***** RECORDS SUPPLIED
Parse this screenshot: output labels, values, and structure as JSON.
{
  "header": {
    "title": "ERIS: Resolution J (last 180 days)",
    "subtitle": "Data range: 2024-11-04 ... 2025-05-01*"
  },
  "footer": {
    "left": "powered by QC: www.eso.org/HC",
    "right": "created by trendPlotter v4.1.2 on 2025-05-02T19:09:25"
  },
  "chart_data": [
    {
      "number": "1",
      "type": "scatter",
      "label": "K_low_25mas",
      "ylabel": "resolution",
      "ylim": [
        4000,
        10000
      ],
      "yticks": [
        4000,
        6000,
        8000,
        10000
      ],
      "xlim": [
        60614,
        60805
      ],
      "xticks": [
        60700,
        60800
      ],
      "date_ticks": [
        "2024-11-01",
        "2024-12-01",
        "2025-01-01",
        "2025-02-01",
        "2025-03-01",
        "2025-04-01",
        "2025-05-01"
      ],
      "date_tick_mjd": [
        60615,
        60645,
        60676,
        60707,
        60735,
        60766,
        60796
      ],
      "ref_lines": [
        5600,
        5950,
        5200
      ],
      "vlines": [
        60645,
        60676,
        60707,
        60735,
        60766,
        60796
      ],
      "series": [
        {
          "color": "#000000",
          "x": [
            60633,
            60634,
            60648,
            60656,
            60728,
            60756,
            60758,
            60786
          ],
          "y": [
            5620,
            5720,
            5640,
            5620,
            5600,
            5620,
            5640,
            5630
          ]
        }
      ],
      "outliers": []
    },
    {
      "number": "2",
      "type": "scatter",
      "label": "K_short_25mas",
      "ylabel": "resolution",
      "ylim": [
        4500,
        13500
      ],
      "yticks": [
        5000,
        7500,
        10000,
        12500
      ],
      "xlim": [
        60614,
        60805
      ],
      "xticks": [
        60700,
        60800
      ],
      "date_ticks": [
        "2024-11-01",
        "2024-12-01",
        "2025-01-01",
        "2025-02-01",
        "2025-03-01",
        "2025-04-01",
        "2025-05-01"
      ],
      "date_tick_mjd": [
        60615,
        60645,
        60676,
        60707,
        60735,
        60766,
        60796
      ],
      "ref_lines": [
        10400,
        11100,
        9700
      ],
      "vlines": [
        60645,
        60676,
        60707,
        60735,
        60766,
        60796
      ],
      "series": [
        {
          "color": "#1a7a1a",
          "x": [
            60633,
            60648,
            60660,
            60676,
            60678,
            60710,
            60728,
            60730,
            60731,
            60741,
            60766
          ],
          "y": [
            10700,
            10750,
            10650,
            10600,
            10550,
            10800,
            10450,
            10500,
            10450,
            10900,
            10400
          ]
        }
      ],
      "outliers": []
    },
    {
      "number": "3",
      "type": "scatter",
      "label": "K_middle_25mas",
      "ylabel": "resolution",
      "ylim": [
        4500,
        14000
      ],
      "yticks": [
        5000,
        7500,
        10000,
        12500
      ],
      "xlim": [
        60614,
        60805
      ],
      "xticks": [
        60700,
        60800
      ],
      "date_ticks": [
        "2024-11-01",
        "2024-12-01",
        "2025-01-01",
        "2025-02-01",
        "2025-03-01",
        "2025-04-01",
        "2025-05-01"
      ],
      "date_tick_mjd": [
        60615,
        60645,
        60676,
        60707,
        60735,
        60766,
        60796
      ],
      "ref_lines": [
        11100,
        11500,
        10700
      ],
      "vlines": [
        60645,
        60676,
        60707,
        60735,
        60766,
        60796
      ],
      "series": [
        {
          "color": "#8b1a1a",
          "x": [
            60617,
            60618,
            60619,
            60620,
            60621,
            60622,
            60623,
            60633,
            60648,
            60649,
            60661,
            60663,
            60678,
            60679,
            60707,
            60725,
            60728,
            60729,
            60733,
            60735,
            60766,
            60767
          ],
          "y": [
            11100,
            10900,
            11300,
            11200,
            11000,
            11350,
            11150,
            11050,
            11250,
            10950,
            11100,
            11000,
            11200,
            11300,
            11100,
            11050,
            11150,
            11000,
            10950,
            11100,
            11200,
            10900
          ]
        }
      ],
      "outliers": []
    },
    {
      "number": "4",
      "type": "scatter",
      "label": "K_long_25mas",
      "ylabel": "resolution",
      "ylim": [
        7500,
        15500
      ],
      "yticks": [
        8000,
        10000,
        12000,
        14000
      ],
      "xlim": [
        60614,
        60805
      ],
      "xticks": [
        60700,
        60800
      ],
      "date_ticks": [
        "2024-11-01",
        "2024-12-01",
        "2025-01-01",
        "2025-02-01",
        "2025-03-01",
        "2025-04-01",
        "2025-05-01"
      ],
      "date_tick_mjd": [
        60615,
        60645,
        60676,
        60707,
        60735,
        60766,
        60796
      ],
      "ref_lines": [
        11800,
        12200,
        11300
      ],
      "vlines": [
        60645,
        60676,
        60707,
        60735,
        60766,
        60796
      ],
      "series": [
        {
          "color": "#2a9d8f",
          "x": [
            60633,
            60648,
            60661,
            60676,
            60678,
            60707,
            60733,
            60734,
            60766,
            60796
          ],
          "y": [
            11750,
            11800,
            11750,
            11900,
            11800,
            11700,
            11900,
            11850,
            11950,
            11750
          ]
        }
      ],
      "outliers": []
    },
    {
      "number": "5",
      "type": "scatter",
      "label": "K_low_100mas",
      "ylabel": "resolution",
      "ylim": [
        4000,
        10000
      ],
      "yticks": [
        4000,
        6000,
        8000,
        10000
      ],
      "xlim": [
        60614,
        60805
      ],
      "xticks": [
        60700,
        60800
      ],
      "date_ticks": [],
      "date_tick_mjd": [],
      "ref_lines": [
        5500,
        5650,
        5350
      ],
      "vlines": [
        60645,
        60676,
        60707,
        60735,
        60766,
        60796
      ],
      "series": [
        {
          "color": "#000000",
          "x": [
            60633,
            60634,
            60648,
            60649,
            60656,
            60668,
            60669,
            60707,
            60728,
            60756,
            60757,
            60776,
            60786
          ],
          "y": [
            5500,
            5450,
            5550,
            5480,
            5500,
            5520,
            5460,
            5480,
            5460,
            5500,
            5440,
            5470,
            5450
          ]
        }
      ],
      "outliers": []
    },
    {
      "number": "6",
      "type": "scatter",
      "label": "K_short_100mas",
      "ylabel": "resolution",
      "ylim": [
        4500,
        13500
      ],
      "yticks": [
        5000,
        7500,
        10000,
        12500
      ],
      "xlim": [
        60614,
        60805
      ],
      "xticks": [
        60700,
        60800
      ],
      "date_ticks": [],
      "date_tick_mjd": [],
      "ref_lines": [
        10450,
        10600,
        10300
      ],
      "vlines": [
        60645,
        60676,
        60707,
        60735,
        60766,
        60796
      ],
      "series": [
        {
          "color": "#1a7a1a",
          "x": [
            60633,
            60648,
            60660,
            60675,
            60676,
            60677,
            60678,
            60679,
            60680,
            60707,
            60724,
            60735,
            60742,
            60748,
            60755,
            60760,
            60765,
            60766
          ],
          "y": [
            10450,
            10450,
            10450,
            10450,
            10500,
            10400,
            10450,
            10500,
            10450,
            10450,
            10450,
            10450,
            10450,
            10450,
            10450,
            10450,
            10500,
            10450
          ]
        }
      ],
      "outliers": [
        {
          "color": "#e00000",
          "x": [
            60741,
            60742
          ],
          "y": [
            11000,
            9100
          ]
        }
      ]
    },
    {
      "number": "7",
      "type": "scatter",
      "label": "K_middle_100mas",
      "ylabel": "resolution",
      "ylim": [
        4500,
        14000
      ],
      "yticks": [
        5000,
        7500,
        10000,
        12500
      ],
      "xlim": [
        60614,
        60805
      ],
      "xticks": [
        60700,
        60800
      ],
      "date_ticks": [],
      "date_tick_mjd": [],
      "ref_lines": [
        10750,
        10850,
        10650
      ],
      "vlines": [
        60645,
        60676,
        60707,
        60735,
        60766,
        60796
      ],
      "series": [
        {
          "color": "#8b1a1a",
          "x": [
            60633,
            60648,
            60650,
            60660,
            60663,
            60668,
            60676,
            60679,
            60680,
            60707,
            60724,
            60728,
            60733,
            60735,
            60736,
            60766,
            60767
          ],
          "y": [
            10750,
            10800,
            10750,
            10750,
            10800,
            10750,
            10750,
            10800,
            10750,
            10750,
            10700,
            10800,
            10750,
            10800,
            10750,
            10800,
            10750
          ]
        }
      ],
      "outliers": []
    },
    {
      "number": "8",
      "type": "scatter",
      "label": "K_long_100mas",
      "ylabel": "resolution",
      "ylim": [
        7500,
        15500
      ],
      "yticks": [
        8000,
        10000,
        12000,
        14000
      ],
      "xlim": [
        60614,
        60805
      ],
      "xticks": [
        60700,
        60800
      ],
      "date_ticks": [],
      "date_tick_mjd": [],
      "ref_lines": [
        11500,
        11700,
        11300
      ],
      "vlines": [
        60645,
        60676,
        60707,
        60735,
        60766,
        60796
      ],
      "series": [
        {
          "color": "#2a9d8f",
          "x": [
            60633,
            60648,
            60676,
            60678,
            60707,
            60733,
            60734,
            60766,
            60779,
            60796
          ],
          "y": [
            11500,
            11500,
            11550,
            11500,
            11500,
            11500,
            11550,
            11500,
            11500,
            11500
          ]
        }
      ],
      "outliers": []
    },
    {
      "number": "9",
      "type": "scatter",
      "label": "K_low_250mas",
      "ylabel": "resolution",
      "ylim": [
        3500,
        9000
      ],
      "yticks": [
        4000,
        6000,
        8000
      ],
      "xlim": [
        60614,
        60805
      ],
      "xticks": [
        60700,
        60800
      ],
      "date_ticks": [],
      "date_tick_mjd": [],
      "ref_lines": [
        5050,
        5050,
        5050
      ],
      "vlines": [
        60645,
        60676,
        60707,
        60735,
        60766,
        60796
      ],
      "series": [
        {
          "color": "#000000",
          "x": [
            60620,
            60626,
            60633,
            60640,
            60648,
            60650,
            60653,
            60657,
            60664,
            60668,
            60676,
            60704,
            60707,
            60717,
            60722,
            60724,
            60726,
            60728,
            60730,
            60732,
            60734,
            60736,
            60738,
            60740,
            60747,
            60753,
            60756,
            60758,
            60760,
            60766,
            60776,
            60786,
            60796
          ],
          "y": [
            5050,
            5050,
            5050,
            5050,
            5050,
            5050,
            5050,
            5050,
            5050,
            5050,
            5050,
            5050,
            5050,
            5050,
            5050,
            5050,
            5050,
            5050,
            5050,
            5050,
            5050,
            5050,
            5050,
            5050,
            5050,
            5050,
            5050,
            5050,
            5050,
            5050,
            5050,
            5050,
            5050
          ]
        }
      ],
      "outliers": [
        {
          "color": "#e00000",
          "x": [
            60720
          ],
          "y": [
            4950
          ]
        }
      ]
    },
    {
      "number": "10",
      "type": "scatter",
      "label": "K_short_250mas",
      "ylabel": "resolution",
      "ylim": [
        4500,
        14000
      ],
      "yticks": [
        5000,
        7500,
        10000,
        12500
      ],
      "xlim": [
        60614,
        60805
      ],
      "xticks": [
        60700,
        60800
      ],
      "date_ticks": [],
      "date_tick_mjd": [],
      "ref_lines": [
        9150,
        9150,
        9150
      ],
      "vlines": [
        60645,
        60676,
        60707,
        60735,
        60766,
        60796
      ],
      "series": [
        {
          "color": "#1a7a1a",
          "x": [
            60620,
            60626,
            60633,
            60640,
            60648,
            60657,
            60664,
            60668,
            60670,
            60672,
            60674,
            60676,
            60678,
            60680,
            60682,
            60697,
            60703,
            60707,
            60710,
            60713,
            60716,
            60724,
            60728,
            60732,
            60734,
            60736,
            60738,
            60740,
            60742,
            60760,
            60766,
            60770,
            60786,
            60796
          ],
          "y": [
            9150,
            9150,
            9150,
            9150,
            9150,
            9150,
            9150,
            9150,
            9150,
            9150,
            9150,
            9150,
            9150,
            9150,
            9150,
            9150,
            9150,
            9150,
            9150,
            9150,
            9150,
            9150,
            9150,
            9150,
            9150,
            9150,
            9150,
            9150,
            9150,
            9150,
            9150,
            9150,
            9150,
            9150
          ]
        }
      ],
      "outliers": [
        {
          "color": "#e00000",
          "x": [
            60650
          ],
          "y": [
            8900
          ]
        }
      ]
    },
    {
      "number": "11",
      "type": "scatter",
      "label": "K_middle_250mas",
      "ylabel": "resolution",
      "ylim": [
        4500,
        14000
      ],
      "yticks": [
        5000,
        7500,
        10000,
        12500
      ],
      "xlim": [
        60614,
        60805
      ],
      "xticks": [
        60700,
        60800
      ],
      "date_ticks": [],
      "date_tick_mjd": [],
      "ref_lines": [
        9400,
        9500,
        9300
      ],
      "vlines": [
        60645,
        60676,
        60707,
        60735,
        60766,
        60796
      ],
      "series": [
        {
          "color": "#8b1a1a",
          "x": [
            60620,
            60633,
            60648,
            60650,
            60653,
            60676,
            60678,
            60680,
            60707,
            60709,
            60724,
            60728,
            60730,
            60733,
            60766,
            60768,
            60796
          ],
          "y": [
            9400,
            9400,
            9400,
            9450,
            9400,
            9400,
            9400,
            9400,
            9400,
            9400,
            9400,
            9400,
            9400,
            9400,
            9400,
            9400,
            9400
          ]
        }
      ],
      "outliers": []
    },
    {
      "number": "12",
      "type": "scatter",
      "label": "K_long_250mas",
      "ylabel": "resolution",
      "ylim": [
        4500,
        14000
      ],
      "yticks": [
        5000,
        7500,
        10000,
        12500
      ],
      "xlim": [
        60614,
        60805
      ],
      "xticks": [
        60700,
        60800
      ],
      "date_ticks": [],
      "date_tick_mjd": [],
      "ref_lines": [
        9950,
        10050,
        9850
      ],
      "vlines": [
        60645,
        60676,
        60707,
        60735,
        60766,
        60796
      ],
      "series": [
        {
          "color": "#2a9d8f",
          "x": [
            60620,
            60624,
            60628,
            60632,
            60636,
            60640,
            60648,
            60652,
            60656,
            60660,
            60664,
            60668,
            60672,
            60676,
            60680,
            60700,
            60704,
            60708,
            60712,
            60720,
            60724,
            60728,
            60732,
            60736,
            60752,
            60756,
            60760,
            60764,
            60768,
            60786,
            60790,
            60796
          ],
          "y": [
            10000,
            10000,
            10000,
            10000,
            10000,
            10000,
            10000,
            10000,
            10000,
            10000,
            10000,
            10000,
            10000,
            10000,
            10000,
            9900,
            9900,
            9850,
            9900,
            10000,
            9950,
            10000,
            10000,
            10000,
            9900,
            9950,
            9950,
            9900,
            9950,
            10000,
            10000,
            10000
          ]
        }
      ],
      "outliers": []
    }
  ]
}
**********
▶ **SHORT PROBLEM**: Copy out every line from the material above in which the word "number" appears.

▶ **CORRECT RESPONSE**:
      "number": "1",
      "number": "2",
      "number": "3",
      "number": "4",
      "number": "5",
      "number": "6",
      "number": "7",
      "number": "8",
      "number": "9",
      "number": "10",
      "number": "11",
      "number": "12",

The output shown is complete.